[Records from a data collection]
★ ★ ★ ★
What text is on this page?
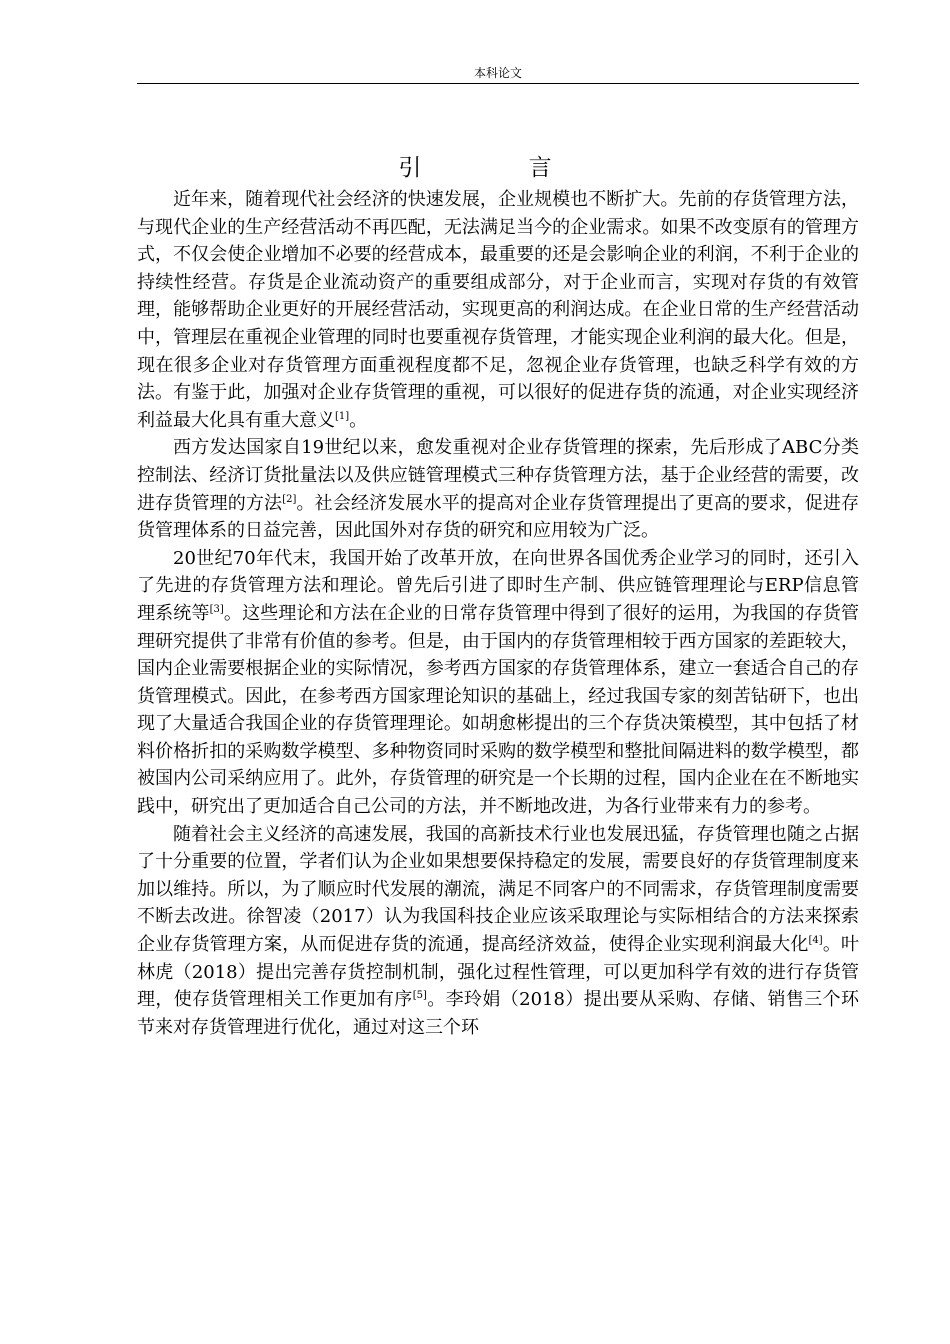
本科论文
引 言

近年来，随着现代社会经济的快速发展，企业规模也不断扩大。先前的存货管理方法，与现代企业的生产经营活动不再匹配，无法满足当今的企业需求。如果不改变原有的管理方式，不仅会使企业增加不必要的经营成本，最重要的还是会影响企业的利润，不利于企业的持续性经营。存货是企业流动资产的重要组成部分，对于企业而言，实现对存货的有效管理，能够帮助企业更好的开展经营活动，实现更高的利润达成。在企业日常的生产经营活动中，管理层在重视企业管理的同时也要重视存货管理，才能实现企业利润的最大化。但是，现在很多企业对存货管理方面重视程度都不足，忽视企业存货管理，也缺乏科学有效的方法。有鉴于此，加强对企业存货管理的重视，可以很好的促进存货的流通，对企业实现经济利益最大化具有重大意义[1]。

西方发达国家自19世纪以来，愈发重视对企业存货管理的探索，先后形成了ABC分类控制法、经济订货批量法以及供应链管理模式三种存货管理方法，基于企业经营的需要，改进存货管理的方法[2]。社会经济发展水平的提高对企业存货管理提出了更高的要求，促进存货管理体系的日益完善，因此国外对存货的研究和应用较为广泛。

20世纪70年代末，我国开始了改革开放，在向世界各国优秀企业学习的同时，还引入了先进的存货管理方法和理论。曾先后引进了即时生产制、供应链管理理论与ERP信息管理系统等[3]。这些理论和方法在企业的日常存货管理中得到了很好的运用，为我国的存货管理研究提供了非常有价值的参考。但是，由于国内的存货管理相较于西方国家的差距较大，国内企业需要根据企业的实际情况，参考西方国家的存货管理体系，建立一套适合自己的存货管理模式。因此，在参考西方国家理论知识的基础上，经过我国专家的刻苦钻研下，也出现了大量适合我国企业的存货管理理论。如胡愈彬提出的三个存货决策模型，其中包括了材料价格折扣的采购数学模型、多种物资同时采购的数学模型和整批间隔进料的数学模型，都被国内公司采纳应用了。此外，存货管理的研究是一个长期的过程，国内企业在在不断地实践中，研究出了更加适合自己公司的方法，并不断地改进，为各行业带来有力的参考。

随着社会主义经济的高速发展，我国的高新技术行业也发展迅猛，存货管理也随之占据了十分重要的位置，学者们认为企业如果想要保持稳定的发展，需要良好的存货管理制度来加以维持。所以，为了顺应时代发展的潮流，满足不同客户的不同需求，存货管理制度需要不断去改进。徐智凌（2017）认为我国科技企业应该采取理论与实际相结合的方法来探索企业存货管理方案，从而促进存货的流通，提高经济效益，使得企业实现利润最大化[4]。叶林虎（2018）提出完善存货控制机制，强化过程性管理，可以更加科学有效的进行存货管理，使存货管理相关工作更加有序[5]。李玲娟（2018）提出要从采购、存储、销售三个环节来对存货管理进行优化，通过对这三个环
★ ★ ★ ★
- [GOAL OF THE EXERCISE]:
Reproduce the data verbatim. Do not carry any picture into the copy.

- [RESULT OF THE EXERCISE]:
What text is on this page?
本科论文
引 言

近年来，随着现代社会经济的快速发展，企业规模也不断扩大。先前的存货管理方法，与现代企业的生产经营活动不再匹配，无法满足当今的企业需求。如果不改变原有的管理方式，不仅会使企业增加不必要的经营成本，最重要的还是会影响企业的利润，不利于企业的持续性经营。存货是企业流动资产的重要组成部分，对于企业而言，实现对存货的有效管理，能够帮助企业更好的开展经营活动，实现更高的利润达成。在企业日常的生产经营活动中，管理层在重视企业管理的同时也要重视存货管理，才能实现企业利润的最大化。但是，现在很多企业对存货管理方面重视程度都不足，忽视企业存货管理，也缺乏科学有效的方法。有鉴于此，加强对企业存货管理的重视，可以很好的促进存货的流通，对企业实现经济利益最大化具有重大意义[1]。

西方发达国家自19世纪以来，愈发重视对企业存货管理的探索，先后形成了ABC分类控制法、经济订货批量法以及供应链管理模式三种存货管理方法，基于企业经营的需要，改进存货管理的方法[2]。社会经济发展水平的提高对企业存货管理提出了更高的要求，促进存货管理体系的日益完善，因此国外对存货的研究和应用较为广泛。

20世纪70年代末，我国开始了改革开放，在向世界各国优秀企业学习的同时，还引入了先进的存货管理方法和理论。曾先后引进了即时生产制、供应链管理理论与ERP信息管理系统等[3]。这些理论和方法在企业的日常存货管理中得到了很好的运用，为我国的存货管理研究提供了非常有价值的参考。但是，由于国内的存货管理相较于西方国家的差距较大，国内企业需要根据企业的实际情况，参考西方国家的存货管理体系，建立一套适合自己的存货管理模式。因此，在参考西方国家理论知识的基础上，经过我国专家的刻苦钻研下，也出现了大量适合我国企业的存货管理理论。如胡愈彬提出的三个存货决策模型，其中包括了材料价格折扣的采购数学模型、多种物资同时采购的数学模型和整批间隔进料的数学模型，都被国内公司采纳应用了。此外，存货管理的研究是一个长期的过程，国内企业在在不断地实践中，研究出了更加适合自己公司的方法，并不断地改进，为各行业带来有力的参考。

随着社会主义经济的高速发展，我国的高新技术行业也发展迅猛，存货管理也随之占据了十分重要的位置，学者们认为企业如果想要保持稳定的发展，需要良好的存货管理制度来加以维持。所以，为了顺应时代发展的潮流，满足不同客户的不同需求，存货管理制度需要不断去改进。徐智凌（2017）认为我国科技企业应该采取理论与实际相结合的方法来探索企业存货管理方案，从而促进存货的流通，提高经济效益，使得企业实现利润最大化[4]。叶林虎（2018）提出完善存货控制机制，强化过程性管理，可以更加科学有效的进行存货管理，使存货管理相关工作更加有序[5]。李玲娟（2018）提出要从采购、存储、销售三个环节来对存货管理进行优化，通过对这三个环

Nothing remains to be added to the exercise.